Task to complete:
Your task is to retype each line of the data below exactly.

--- START Data excerpts ---

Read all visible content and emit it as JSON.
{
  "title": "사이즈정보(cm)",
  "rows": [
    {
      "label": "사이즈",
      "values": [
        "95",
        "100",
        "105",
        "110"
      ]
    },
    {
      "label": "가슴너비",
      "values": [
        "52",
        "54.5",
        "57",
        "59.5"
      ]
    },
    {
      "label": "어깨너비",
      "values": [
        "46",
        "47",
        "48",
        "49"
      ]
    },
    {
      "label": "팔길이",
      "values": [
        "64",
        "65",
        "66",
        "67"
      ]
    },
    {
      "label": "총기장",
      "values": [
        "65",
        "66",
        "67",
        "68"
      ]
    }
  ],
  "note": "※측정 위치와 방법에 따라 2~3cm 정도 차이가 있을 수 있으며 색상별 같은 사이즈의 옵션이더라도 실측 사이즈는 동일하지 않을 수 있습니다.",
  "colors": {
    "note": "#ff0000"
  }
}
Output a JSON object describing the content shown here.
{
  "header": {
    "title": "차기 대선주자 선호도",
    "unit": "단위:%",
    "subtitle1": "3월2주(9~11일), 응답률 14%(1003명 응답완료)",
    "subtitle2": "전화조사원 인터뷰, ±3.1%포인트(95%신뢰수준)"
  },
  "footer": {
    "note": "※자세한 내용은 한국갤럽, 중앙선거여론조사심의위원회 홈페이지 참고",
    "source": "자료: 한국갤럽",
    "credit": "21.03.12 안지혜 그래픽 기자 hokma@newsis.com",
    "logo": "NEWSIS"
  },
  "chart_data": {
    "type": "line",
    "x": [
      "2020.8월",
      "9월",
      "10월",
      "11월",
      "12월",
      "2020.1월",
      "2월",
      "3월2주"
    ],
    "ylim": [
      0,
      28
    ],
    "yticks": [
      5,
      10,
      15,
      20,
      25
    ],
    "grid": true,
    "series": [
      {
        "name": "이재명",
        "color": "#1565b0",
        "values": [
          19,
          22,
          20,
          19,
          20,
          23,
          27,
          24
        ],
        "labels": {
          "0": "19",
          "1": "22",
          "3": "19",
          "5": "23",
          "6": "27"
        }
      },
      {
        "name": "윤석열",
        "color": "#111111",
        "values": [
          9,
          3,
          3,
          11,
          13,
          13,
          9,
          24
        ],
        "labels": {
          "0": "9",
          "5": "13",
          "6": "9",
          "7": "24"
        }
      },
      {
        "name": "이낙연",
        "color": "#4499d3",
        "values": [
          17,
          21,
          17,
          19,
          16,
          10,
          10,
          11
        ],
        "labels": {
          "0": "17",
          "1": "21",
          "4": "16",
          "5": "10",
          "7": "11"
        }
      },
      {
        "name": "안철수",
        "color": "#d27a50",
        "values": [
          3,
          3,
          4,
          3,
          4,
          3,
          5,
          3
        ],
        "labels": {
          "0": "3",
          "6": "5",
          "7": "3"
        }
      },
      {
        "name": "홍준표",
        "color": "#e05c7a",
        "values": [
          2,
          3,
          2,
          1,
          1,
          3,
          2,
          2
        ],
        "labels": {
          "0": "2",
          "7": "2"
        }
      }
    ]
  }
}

--- END Data excerpts ---

Output of the exercise:
Read all visible content and emit it as JSON.
{
  "title": "사이즈정보(cm)",
  "rows": [
    {
      "label": "사이즈",
      "values": [
        "95",
        "100",
        "105",
        "110"
      ]
    },
    {
      "label": "가슴너비",
      "values": [
        "52",
        "54.5",
        "57",
        "59.5"
      ]
    },
    {
      "label": "어깨너비",
      "values": [
        "46",
        "47",
        "48",
        "49"
      ]
    },
    {
      "label": "팔길이",
      "values": [
        "64",
        "65",
        "66",
        "67"
      ]
    },
    {
      "label": "총기장",
      "values": [
        "65",
        "66",
        "67",
        "68"
      ]
    }
  ],
  "note": "※측정 위치와 방법에 따라 2~3cm 정도 차이가 있을 수 있으며 색상별 같은 사이즈의 옵션이더라도 실측 사이즈는 동일하지 않을 수 있습니다.",
  "colors": {
    "note": "#ff0000"
  }
}
Output a JSON object describing the content shown here.
{
  "header": {
    "title": "차기 대선주자 선호도",
    "unit": "단위:%",
    "subtitle1": "3월2주(9~11일), 응답률 14%(1003명 응답완료)",
    "subtitle2": "전화조사원 인터뷰, ±3.1%포인트(95%신뢰수준)"
  },
  "footer": {
    "note": "※자세한 내용은 한국갤럽, 중앙선거여론조사심의위원회 홈페이지 참고",
    "source": "자료: 한국갤럽",
    "credit": "21.03.12 안지혜 그래픽 기자 hokma@newsis.com",
    "logo": "NEWSIS"
  },
  "chart_data": {
    "type": "line",
    "x": [
      "2020.8월",
      "9월",
      "10월",
      "11월",
      "12월",
      "2020.1월",
      "2월",
      "3월2주"
    ],
    "ylim": [
      0,
      28
    ],
    "yticks": [
      5,
      10,
      15,
      20,
      25
    ],
    "grid": true,
    "series": [
      {
        "name": "이재명",
        "color": "#1565b0",
        "values": [
          19,
          22,
          20,
          19,
          20,
          23,
          27,
          24
        ],
        "labels": {
          "0": "19",
          "1": "22",
          "3": "19",
          "5": "23",
          "6": "27"
        }
      },
      {
        "name": "윤석열",
        "color": "#111111",
        "values": [
          9,
          3,
          3,
          11,
          13,
          13,
          9,
          24
        ],
        "labels": {
          "0": "9",
          "5": "13",
          "6": "9",
          "7": "24"
        }
      },
      {
        "name": "이낙연",
        "color": "#4499d3",
        "values": [
          17,
          21,
          17,
          19,
          16,
          10,
          10,
          11
        ],
        "labels": {
          "0": "17",
          "1": "21",
          "4": "16",
          "5": "10",
          "7": "11"
        }
      },
      {
        "name": "안철수",
        "color": "#d27a50",
        "values": [
          3,
          3,
          4,
          3,
          4,
          3,
          5,
          3
        ],
        "labels": {
          "0": "3",
          "6": "5",
          "7": "3"
        }
      },
      {
        "name": "홍준표",
        "color": "#e05c7a",
        "values": [
          2,
          3,
          2,
          1,
          1,
          3,
          2,
          2
        ],
        "labels": {
          "0": "2",
          "7": "2"
        }
      }
    ]
  }
}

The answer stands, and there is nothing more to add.